:: What the task asks ::
Quote the entries that follow exactly, leaving none out.

Records excerpted from a collection
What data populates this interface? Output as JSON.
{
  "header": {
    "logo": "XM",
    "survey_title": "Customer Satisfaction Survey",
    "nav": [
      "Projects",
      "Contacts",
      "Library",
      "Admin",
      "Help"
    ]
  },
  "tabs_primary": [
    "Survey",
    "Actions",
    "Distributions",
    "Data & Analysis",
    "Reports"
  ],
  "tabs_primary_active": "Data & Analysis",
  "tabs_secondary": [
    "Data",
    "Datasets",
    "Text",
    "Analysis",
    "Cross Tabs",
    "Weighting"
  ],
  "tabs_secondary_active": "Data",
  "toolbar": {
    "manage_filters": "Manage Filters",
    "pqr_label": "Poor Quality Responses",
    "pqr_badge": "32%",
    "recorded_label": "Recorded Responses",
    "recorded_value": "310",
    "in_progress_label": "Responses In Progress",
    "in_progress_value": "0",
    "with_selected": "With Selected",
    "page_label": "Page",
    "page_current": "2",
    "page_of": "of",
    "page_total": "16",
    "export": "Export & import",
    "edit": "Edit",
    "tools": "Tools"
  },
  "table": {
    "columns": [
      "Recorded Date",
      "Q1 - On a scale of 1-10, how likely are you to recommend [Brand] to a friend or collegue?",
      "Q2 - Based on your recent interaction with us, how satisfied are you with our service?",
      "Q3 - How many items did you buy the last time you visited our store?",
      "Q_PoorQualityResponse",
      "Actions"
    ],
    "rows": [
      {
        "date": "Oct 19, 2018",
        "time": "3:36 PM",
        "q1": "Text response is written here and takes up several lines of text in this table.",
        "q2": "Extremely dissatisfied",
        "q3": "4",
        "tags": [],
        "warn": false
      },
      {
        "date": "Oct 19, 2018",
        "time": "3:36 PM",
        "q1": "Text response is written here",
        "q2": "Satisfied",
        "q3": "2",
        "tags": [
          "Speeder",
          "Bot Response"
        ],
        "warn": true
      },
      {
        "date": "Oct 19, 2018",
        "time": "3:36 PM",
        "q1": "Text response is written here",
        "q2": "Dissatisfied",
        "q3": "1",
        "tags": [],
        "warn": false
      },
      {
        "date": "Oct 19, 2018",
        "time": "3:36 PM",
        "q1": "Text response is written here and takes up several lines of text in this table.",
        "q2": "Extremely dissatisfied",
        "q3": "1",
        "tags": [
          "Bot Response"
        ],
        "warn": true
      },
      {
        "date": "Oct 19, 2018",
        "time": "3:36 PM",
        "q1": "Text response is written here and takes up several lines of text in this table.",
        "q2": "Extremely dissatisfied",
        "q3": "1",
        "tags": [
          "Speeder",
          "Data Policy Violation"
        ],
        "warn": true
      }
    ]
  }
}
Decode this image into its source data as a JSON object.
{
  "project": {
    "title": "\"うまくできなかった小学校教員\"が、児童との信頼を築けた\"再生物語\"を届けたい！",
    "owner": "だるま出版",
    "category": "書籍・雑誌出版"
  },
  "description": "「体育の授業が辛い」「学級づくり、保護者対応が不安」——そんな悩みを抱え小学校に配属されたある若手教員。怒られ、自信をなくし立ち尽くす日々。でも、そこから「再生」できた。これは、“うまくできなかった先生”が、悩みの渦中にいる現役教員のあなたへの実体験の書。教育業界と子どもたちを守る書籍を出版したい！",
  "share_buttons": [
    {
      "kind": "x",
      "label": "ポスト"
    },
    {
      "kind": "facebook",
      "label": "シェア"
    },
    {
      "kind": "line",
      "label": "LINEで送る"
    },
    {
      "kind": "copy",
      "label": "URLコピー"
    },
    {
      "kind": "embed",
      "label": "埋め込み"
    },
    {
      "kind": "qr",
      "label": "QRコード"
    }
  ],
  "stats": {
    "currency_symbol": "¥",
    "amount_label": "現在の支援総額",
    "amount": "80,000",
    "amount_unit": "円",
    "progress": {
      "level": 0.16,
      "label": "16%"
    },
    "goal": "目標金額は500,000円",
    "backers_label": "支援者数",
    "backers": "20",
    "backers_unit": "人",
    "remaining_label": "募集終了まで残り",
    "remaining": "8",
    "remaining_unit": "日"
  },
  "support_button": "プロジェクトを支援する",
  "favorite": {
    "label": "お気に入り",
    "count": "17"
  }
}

:: Task response ::
What data populates this interface? Output as JSON.
{
  "header": {
    "logo": "XM",
    "survey_title": "Customer Satisfaction Survey",
    "nav": [
      "Projects",
      "Contacts",
      "Library",
      "Admin",
      "Help"
    ]
  },
  "tabs_primary": [
    "Survey",
    "Actions",
    "Distributions",
    "Data & Analysis",
    "Reports"
  ],
  "tabs_primary_active": "Data & Analysis",
  "tabs_secondary": [
    "Data",
    "Datasets",
    "Text",
    "Analysis",
    "Cross Tabs",
    "Weighting"
  ],
  "tabs_secondary_active": "Data",
  "toolbar": {
    "manage_filters": "Manage Filters",
    "pqr_label": "Poor Quality Responses",
    "pqr_badge": "32%",
    "recorded_label": "Recorded Responses",
    "recorded_value": "310",
    "in_progress_label": "Responses In Progress",
    "in_progress_value": "0",
    "with_selected": "With Selected",
    "page_label": "Page",
    "page_current": "2",
    "page_of": "of",
    "page_total": "16",
    "export": "Export & import",
    "edit": "Edit",
    "tools": "Tools"
  },
  "table": {
    "columns": [
      "Recorded Date",
      "Q1 - On a scale of 1-10, how likely are you to recommend [Brand] to a friend or collegue?",
      "Q2 - Based on your recent interaction with us, how satisfied are you with our service?",
      "Q3 - How many items did you buy the last time you visited our store?",
      "Q_PoorQualityResponse",
      "Actions"
    ],
    "rows": [
      {
        "date": "Oct 19, 2018",
        "time": "3:36 PM",
        "q1": "Text response is written here and takes up several lines of text in this table.",
        "q2": "Extremely dissatisfied",
        "q3": "4",
        "tags": [],
        "warn": false
      },
      {
        "date": "Oct 19, 2018",
        "time": "3:36 PM",
        "q1": "Text response is written here",
        "q2": "Satisfied",
        "q3": "2",
        "tags": [
          "Speeder",
          "Bot Response"
        ],
        "warn": true
      },
      {
        "date": "Oct 19, 2018",
        "time": "3:36 PM",
        "q1": "Text response is written here",
        "q2": "Dissatisfied",
        "q3": "1",
        "tags": [],
        "warn": false
      },
      {
        "date": "Oct 19, 2018",
        "time": "3:36 PM",
        "q1": "Text response is written here and takes up several lines of text in this table.",
        "q2": "Extremely dissatisfied",
        "q3": "1",
        "tags": [
          "Bot Response"
        ],
        "warn": true
      },
      {
        "date": "Oct 19, 2018",
        "time": "3:36 PM",
        "q1": "Text response is written here and takes up several lines of text in this table.",
        "q2": "Extremely dissatisfied",
        "q3": "1",
        "tags": [
          "Speeder",
          "Data Policy Violation"
        ],
        "warn": true
      }
    ]
  }
}
Decode this image into its source data as a JSON object.
{
  "project": {
    "title": "\"うまくできなかった小学校教員\"が、児童との信頼を築けた\"再生物語\"を届けたい！",
    "owner": "だるま出版",
    "category": "書籍・雑誌出版"
  },
  "description": "「体育の授業が辛い」「学級づくり、保護者対応が不安」——そんな悩みを抱え小学校に配属されたある若手教員。怒られ、自信をなくし立ち尽くす日々。でも、そこから「再生」できた。これは、“うまくできなかった先生”が、悩みの渦中にいる現役教員のあなたへの実体験の書。教育業界と子どもたちを守る書籍を出版したい！",
  "share_buttons": [
    {
      "kind": "x",
      "label": "ポスト"
    },
    {
      "kind": "facebook",
      "label": "シェア"
    },
    {
      "kind": "line",
      "label": "LINEで送る"
    },
    {
      "kind": "copy",
      "label": "URLコピー"
    },
    {
      "kind": "embed",
      "label": "埋め込み"
    },
    {
      "kind": "qr",
      "label": "QRコード"
    }
  ],
  "stats": {
    "currency_symbol": "¥",
    "amount_label": "現在の支援総額",
    "amount": "80,000",
    "amount_unit": "円",
    "progress": {
      "level": 0.16,
      "label": "16%"
    },
    "goal": "目標金額は500,000円",
    "backers_label": "支援者数",
    "backers": "20",
    "backers_unit": "人",
    "remaining_label": "募集終了まで残り",
    "remaining": "8",
    "remaining_unit": "日"
  },
  "support_button": "プロジェクトを支援する",
  "favorite": {
    "label": "お気に入り",
    "count": "17"
  }
}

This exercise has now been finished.